From the listing that follows, extract every line and set it down unaltered.
-- -- --
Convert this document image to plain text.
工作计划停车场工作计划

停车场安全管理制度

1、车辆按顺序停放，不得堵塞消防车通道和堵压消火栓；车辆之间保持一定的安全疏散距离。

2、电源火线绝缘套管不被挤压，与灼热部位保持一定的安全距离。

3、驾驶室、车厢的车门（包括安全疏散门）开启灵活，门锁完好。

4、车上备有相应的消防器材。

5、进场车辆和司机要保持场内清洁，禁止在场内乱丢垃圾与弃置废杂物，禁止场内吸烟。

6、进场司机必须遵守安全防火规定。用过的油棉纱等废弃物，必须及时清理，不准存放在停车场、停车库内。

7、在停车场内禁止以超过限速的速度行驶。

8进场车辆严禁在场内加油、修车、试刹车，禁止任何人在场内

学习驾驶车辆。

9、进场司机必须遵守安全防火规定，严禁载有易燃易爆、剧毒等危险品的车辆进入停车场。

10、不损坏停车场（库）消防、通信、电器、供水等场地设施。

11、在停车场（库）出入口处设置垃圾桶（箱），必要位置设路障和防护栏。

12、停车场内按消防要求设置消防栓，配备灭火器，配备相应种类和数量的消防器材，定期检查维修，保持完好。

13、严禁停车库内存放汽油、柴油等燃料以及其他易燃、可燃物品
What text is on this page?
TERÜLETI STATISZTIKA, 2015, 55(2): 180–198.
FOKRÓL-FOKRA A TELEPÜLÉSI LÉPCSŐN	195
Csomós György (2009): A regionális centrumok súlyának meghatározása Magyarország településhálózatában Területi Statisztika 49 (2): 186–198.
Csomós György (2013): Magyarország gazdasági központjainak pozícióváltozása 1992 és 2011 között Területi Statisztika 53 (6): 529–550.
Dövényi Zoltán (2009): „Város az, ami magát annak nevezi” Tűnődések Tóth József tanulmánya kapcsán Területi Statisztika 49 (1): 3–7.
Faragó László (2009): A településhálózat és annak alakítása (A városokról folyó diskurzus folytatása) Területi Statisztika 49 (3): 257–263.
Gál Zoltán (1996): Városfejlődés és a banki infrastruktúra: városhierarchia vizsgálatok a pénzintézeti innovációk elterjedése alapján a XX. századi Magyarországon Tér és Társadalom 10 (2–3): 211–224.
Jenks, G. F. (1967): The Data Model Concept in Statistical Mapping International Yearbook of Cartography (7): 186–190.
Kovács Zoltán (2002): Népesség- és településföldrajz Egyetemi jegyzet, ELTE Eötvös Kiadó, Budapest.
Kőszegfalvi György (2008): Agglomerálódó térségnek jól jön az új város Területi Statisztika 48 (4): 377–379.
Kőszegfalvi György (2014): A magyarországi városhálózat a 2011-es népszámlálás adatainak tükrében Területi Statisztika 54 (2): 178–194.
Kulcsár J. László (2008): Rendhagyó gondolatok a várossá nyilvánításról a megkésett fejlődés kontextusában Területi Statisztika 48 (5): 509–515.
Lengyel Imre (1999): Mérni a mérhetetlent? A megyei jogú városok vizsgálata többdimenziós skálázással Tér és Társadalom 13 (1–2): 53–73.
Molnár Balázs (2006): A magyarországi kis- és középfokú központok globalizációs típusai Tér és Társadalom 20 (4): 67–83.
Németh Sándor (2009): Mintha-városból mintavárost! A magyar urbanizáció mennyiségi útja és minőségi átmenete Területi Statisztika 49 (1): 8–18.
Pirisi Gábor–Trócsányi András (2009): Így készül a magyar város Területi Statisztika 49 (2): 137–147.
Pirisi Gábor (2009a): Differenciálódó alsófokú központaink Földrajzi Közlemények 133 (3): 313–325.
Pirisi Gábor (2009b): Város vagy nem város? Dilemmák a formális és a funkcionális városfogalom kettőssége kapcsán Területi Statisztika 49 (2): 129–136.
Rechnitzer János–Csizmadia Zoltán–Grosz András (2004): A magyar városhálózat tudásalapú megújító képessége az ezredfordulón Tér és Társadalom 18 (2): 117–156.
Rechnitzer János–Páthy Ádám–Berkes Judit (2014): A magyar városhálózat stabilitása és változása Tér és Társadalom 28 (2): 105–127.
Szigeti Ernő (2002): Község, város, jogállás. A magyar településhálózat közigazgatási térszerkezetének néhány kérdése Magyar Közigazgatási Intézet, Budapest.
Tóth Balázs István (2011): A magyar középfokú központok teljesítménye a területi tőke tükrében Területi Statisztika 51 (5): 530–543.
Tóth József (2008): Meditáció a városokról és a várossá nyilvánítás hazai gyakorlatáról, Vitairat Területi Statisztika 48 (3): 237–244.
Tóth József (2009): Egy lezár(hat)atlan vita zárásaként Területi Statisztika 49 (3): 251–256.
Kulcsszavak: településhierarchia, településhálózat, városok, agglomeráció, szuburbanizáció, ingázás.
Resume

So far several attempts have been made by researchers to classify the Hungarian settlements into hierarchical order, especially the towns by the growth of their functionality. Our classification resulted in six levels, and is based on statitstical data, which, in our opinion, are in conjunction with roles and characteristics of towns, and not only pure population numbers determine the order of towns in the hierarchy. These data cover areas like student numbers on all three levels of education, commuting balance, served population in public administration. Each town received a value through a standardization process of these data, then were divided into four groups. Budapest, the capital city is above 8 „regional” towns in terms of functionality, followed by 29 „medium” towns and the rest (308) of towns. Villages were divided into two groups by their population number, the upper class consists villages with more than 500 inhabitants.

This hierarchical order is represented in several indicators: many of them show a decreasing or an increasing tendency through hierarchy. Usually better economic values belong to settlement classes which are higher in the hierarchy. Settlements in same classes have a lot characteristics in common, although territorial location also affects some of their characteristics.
-- -- --
→ **Reply**
Convert this document image to plain text.
工作计划停车场工作计划

停车场安全管理制度

1、车辆按顺序停放，不得堵塞消防车通道和堵压消火栓；车辆之间保持一定的安全疏散距离。

2、电源火线绝缘套管不被挤压，与灼热部位保持一定的安全距离。

3、驾驶室、车厢的车门（包括安全疏散门）开启灵活，门锁完好。

4、车上备有相应的消防器材。

5、进场车辆和司机要保持场内清洁，禁止在场内乱丢垃圾与弃置废杂物，禁止场内吸烟。

6、进场司机必须遵守安全防火规定。用过的油棉纱等废弃物，必须及时清理，不准存放在停车场、停车库内。

7、在停车场内禁止以超过限速的速度行驶。

8进场车辆严禁在场内加油、修车、试刹车，禁止任何人在场内

学习驾驶车辆。

9、进场司机必须遵守安全防火规定，严禁载有易燃易爆、剧毒等危险品的车辆进入停车场。

10、不损坏停车场（库）消防、通信、电器、供水等场地设施。

11、在停车场（库）出入口处设置垃圾桶（箱），必要位置设路障和防护栏。

12、停车场内按消防要求设置消防栓，配备灭火器，配备相应种类和数量的消防器材，定期检查维修，保持完好。

13、严禁停车库内存放汽油、柴油等燃料以及其他易燃、可燃物品
What text is on this page?
TERÜLETI STATISZTIKA, 2015, 55(2): 180–198.
FOKRÓL-FOKRA A TELEPÜLÉSI LÉPCSŐN	195
Csomós György (2009): A regionális centrumok súlyának meghatározása Magyarország településhálózatában Területi Statisztika 49 (2): 186–198.
Csomós György (2013): Magyarország gazdasági központjainak pozícióváltozása 1992 és 2011 között Területi Statisztika 53 (6): 529–550.
Dövényi Zoltán (2009): „Város az, ami magát annak nevezi” Tűnődések Tóth József tanulmánya kapcsán Területi Statisztika 49 (1): 3–7.
Faragó László (2009): A településhálózat és annak alakítása (A városokról folyó diskurzus folytatása) Területi Statisztika 49 (3): 257–263.
Gál Zoltán (1996): Városfejlődés és a banki infrastruktúra: városhierarchia vizsgálatok a pénzintézeti innovációk elterjedése alapján a XX. századi Magyarországon Tér és Társadalom 10 (2–3): 211–224.
Jenks, G. F. (1967): The Data Model Concept in Statistical Mapping International Yearbook of Cartography (7): 186–190.
Kovács Zoltán (2002): Népesség- és településföldrajz Egyetemi jegyzet, ELTE Eötvös Kiadó, Budapest.
Kőszegfalvi György (2008): Agglomerálódó térségnek jól jön az új város Területi Statisztika 48 (4): 377–379.
Kőszegfalvi György (2014): A magyarországi városhálózat a 2011-es népszámlálás adatainak tükrében Területi Statisztika 54 (2): 178–194.
Kulcsár J. László (2008): Rendhagyó gondolatok a várossá nyilvánításról a megkésett fejlődés kontextusában Területi Statisztika 48 (5): 509–515.
Lengyel Imre (1999): Mérni a mérhetetlent? A megyei jogú városok vizsgálata többdimenziós skálázással Tér és Társadalom 13 (1–2): 53–73.
Molnár Balázs (2006): A magyarországi kis- és középfokú központok globalizációs típusai Tér és Társadalom 20 (4): 67–83.
Németh Sándor (2009): Mintha-városból mintavárost! A magyar urbanizáció mennyiségi útja és minőségi átmenete Területi Statisztika 49 (1): 8–18.
Pirisi Gábor–Trócsányi András (2009): Így készül a magyar város Területi Statisztika 49 (2): 137–147.
Pirisi Gábor (2009a): Differenciálódó alsófokú központaink Földrajzi Közlemények 133 (3): 313–325.
Pirisi Gábor (2009b): Város vagy nem város? Dilemmák a formális és a funkcionális városfogalom kettőssége kapcsán Területi Statisztika 49 (2): 129–136.
Rechnitzer János–Csizmadia Zoltán–Grosz András (2004): A magyar városhálózat tudásalapú megújító képessége az ezredfordulón Tér és Társadalom 18 (2): 117–156.
Rechnitzer János–Páthy Ádám–Berkes Judit (2014): A magyar városhálózat stabilitása és változása Tér és Társadalom 28 (2): 105–127.
Szigeti Ernő (2002): Község, város, jogállás. A magyar településhálózat közigazgatási térszerkezetének néhány kérdése Magyar Közigazgatási Intézet, Budapest.
Tóth Balázs István (2011): A magyar középfokú központok teljesítménye a területi tőke tükrében Területi Statisztika 51 (5): 530–543.
Tóth József (2008): Meditáció a városokról és a várossá nyilvánítás hazai gyakorlatáról, Vitairat Területi Statisztika 48 (3): 237–244.
Tóth József (2009): Egy lezár(hat)atlan vita zárásaként Területi Statisztika 49 (3): 251–256.
Kulcsszavak: településhierarchia, településhálózat, városok, agglomeráció, szuburbanizáció, ingázás.
Resume

So far several attempts have been made by researchers to classify the Hungarian settlements into hierarchical order, especially the towns by the growth of their functionality. Our classification resulted in six levels, and is based on statitstical data, which, in our opinion, are in conjunction with roles and characteristics of towns, and not only pure population numbers determine the order of towns in the hierarchy. These data cover areas like student numbers on all three levels of education, commuting balance, served population in public administration. Each town received a value through a standardization process of these data, then were divided into four groups. Budapest, the capital city is above 8 „regional” towns in terms of functionality, followed by 29 „medium” towns and the rest (308) of towns. Villages were divided into two groups by their population number, the upper class consists villages with more than 500 inhabitants.

This hierarchical order is represented in several indicators: many of them show a decreasing or an increasing tendency through hierarchy. Usually better economic values belong to settlement classes which are higher in the hierarchy. Settlements in same classes have a lot characteristics in common, although territorial location also affects some of their characteristics.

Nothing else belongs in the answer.